+++ GIVEN INFORMATION

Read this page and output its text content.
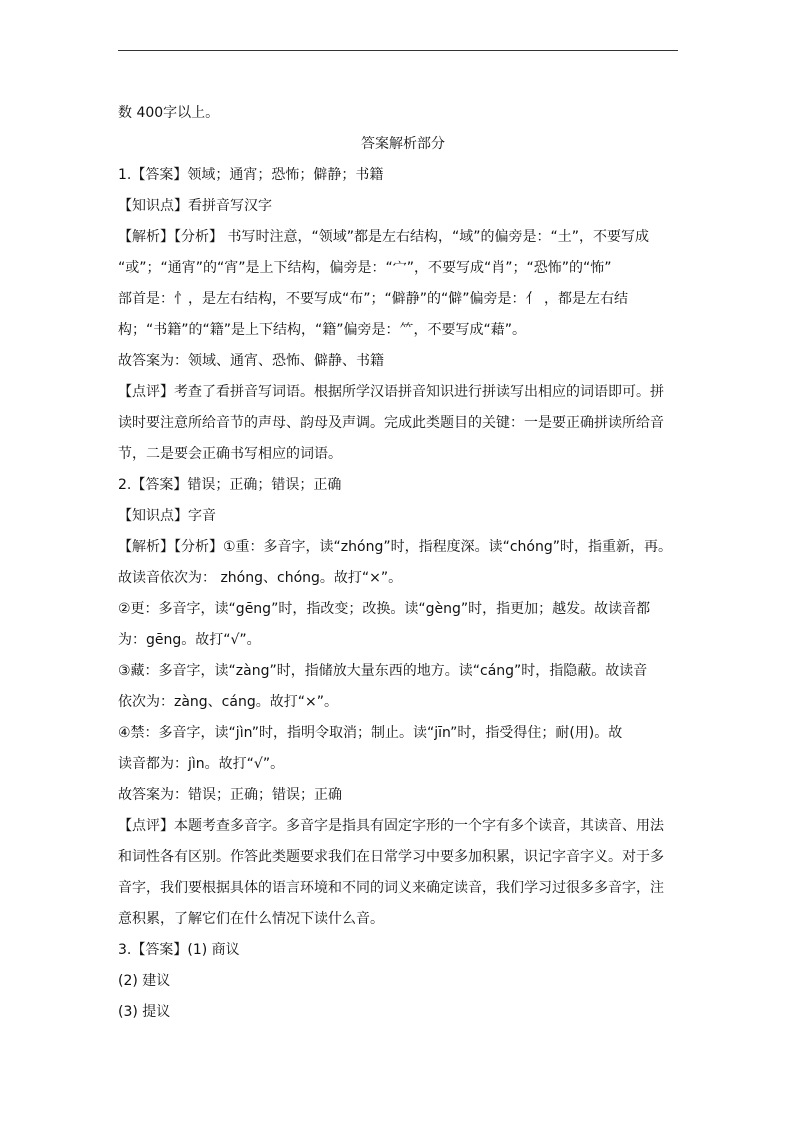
数 400字以上。
答案解析部分
1.【答案】领域；通宵；恐怖；僻静；书籍
【知识点】看拼音写汉字
【解析】【分析】 书写时注意，“领域”都是左右结构，“域”的偏旁是：“土”，不要写成
“或”；“通宵”的“宵”是上下结构，偏旁是：“宀”，不要写成“肖”；“恐怖”的“怖”
部首是：忄，是左右结构，不要写成“布”；“僻静”的“僻”偏旁是：亻 ，都是左右结
构；“书籍”的“籍”是上下结构，“籍”偏旁是：⺮，不要写成“藉”。
故答案为：领域、通宵、恐怖、僻静、书籍
【点评】考查了看拼音写词语。根据所学汉语拼音知识进行拼读写出相应的词语即可。拼
读时要注意所给音节的声母、韵母及声调。完成此类题目的关键：一是要正确拼读所给音
节，二是要会正确书写相应的词语。
2.【答案】错误；正确；错误；正确
【知识点】字音
【解析】【分析】①重：多音字，读“zhóng”时，指程度深。读“chóng”时，指重新，再。
故读音依次为： zhóng、chóng。故打“×”。
②更：多音字，读“gēng”时，指改变；改换。读“gèng”时，指更加；越发。故读音都
为：gēng。故打“√”。
③藏：多音字，读“zàng”时，指储放大量东西的地方。读“cáng”时，指隐蔽。故读音
依次为：zàng、cáng。故打“×”。
④禁：多音字，读“jìn”时，指明令取消；制止。读“jīn”时，指受得住；耐(用)。故
读音都为：jìn。故打“√”。
故答案为：错误；正确；错误；正确
【点评】本题考查多音字。多音字是指具有固定字形的一个字有多个读音，其读音、用法
和词性各有区别。作答此类题要求我们在日常学习中要多加积累，识记字音字义。对于多
音字，我们要根据具体的语言环境和不同的词义来确定读音，我们学习过很多多音字，注
意积累，了解它们在什么情况下读什么音。
3.【答案】(1) 商议
(2) 建议
(3) 提议
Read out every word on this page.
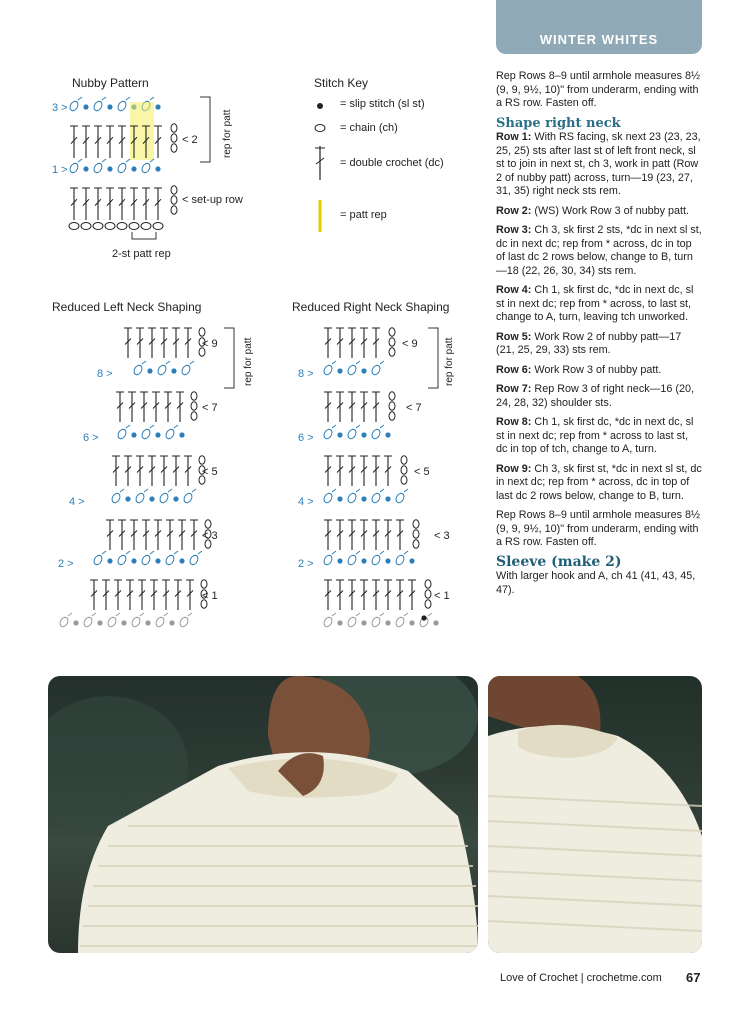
WINTER WHITES
Nubby Pattern
3 >
1 >
< 2
< set-up row
rep for patt
2-st patt rep
Stitch Key
= slip stitch (sl st)
= chain (ch)
= double crochet (dc)
= patt rep
Reduced Left Neck Shaping
< 9
< 7
< 5
< 3
< 1
8 >
6 >
4 >
2 >
rep for patt
Reduced Right Neck Shaping
< 9
< 7
< 5
< 3
< 1
8 >
6 >
4 >
2 >
rep for patt

Rep Rows 8–9 until armhole measures 8½ (9, 9, 9½, 10)" from underarm, ending with a RS row. Fasten off.

Shape right neck

Row 1: With RS facing, sk next 23 (23, 23, 25, 25) sts after last st of left front neck, sl st to join in next st, ch 3, work in patt (Row 2 of nubby patt) across, turn—19 (23, 27, 31, 35) right neck sts rem.

Row 2: (WS) Work Row 3 of nubby patt.

Row 3: Ch 3, sk first 2 sts, *dc in next sl st, dc in next dc; rep from * across, dc in top of last dc 2 rows below, change to B, turn—18 (22, 26, 30, 34) sts rem.

Row 4: Ch 1, sk first dc, *dc in next dc, sl st in next dc; rep from * across, to last st, change to A, turn, leaving tch unworked.

Row 5: Work Row 2 of nubby patt—17 (21, 25, 29, 33) sts rem.

Row 6: Work Row 3 of nubby patt.

Row 7: Rep Row 3 of right neck—16 (20, 24, 28, 32) shoulder sts.

Row 8: Ch 1, sk first dc, *dc in next dc, sl st in next dc; rep from * across to last st, dc in top of tch, change to A, turn.

Row 9: Ch 3, sk first st, *dc in next sl st, dc in next dc; rep from * across, dc in top of last dc 2 rows below, change to B, turn.

Rep Rows 8–9 until armhole measures 8½ (9, 9, 9½, 10)" from underarm, ending with a RS row. Fasten off.

Sleeve (make 2)

With larger hook and A, ch 41 (41, 43, 45, 47).

Love of Crochet | crochetme.com 67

++++++

TASK DIRECTIONS ▸ The records above should be reproduced exactly, with no pictures included.

OUTPUT BELOW ▸
Read this page and output its text content.
数 400字以上。
答案解析部分
1.【答案】领域；通宵；恐怖；僻静；书籍
【知识点】看拼音写汉字
【解析】【分析】 书写时注意，“领域”都是左右结构，“域”的偏旁是：“土”，不要写成
“或”；“通宵”的“宵”是上下结构，偏旁是：“宀”，不要写成“肖”；“恐怖”的“怖”
部首是：忄，是左右结构，不要写成“布”；“僻静”的“僻”偏旁是：亻 ，都是左右结
构；“书籍”的“籍”是上下结构，“籍”偏旁是：⺮，不要写成“藉”。
故答案为：领域、通宵、恐怖、僻静、书籍
【点评】考查了看拼音写词语。根据所学汉语拼音知识进行拼读写出相应的词语即可。拼
读时要注意所给音节的声母、韵母及声调。完成此类题目的关键：一是要正确拼读所给音
节，二是要会正确书写相应的词语。
2.【答案】错误；正确；错误；正确
【知识点】字音
【解析】【分析】①重：多音字，读“zhóng”时，指程度深。读“chóng”时，指重新，再。
故读音依次为： zhóng、chóng。故打“×”。
②更：多音字，读“gēng”时，指改变；改换。读“gèng”时，指更加；越发。故读音都
为：gēng。故打“√”。
③藏：多音字，读“zàng”时，指储放大量东西的地方。读“cáng”时，指隐蔽。故读音
依次为：zàng、cáng。故打“×”。
④禁：多音字，读“jìn”时，指明令取消；制止。读“jīn”时，指受得住；耐(用)。故
读音都为：jìn。故打“√”。
故答案为：错误；正确；错误；正确
【点评】本题考查多音字。多音字是指具有固定字形的一个字有多个读音，其读音、用法
和词性各有区别。作答此类题要求我们在日常学习中要多加积累，识记字音字义。对于多
音字，我们要根据具体的语言环境和不同的词义来确定读音，我们学习过很多多音字，注
意积累，了解它们在什么情况下读什么音。
3.【答案】(1) 商议
(2) 建议
(3) 提议
Read out every word on this page.
WINTER WHITES
Nubby Pattern
3 >
1 >
< 2
< set-up row
rep for patt
2-st patt rep
Stitch Key
= slip stitch (sl st)
= chain (ch)
= double crochet (dc)
= patt rep
Reduced Left Neck Shaping
< 9
< 7
< 5
< 3
< 1
8 >
6 >
4 >
2 >
rep for patt
Reduced Right Neck Shaping
< 9
< 7
< 5
< 3
< 1
8 >
6 >
4 >
2 >
rep for patt

Rep Rows 8–9 until armhole measures 8½ (9, 9, 9½, 10)" from underarm, ending with a RS row. Fasten off.

Shape right neck

Row 1: With RS facing, sk next 23 (23, 23, 25, 25) sts after last st of left front neck, sl st to join in next st, ch 3, work in patt (Row 2 of nubby patt) across, turn—19 (23, 27, 31, 35) right neck sts rem.

Row 2: (WS) Work Row 3 of nubby patt.

Row 3: Ch 3, sk first 2 sts, *dc in next sl st, dc in next dc; rep from * across, dc in top of last dc 2 rows below, change to B, turn—18 (22, 26, 30, 34) sts rem.

Row 4: Ch 1, sk first dc, *dc in next dc, sl st in next dc; rep from * across, to last st, change to A, turn, leaving tch unworked.

Row 5: Work Row 2 of nubby patt—17 (21, 25, 29, 33) sts rem.

Row 6: Work Row 3 of nubby patt.

Row 7: Rep Row 3 of right neck—16 (20, 24, 28, 32) shoulder sts.

Row 8: Ch 1, sk first dc, *dc in next dc, sl st in next dc; rep from * across to last st, dc in top of tch, change to A, turn.

Row 9: Ch 3, sk first st, *dc in next sl st, dc in next dc; rep from * across, dc in top of last dc 2 rows below, change to B, turn.

Rep Rows 8–9 until armhole measures 8½ (9, 9, 9½, 10)" from underarm, ending with a RS row. Fasten off.

Sleeve (make 2)

With larger hook and A, ch 41 (41, 43, 45, 47).

Love of Crochet | crochetme.com 67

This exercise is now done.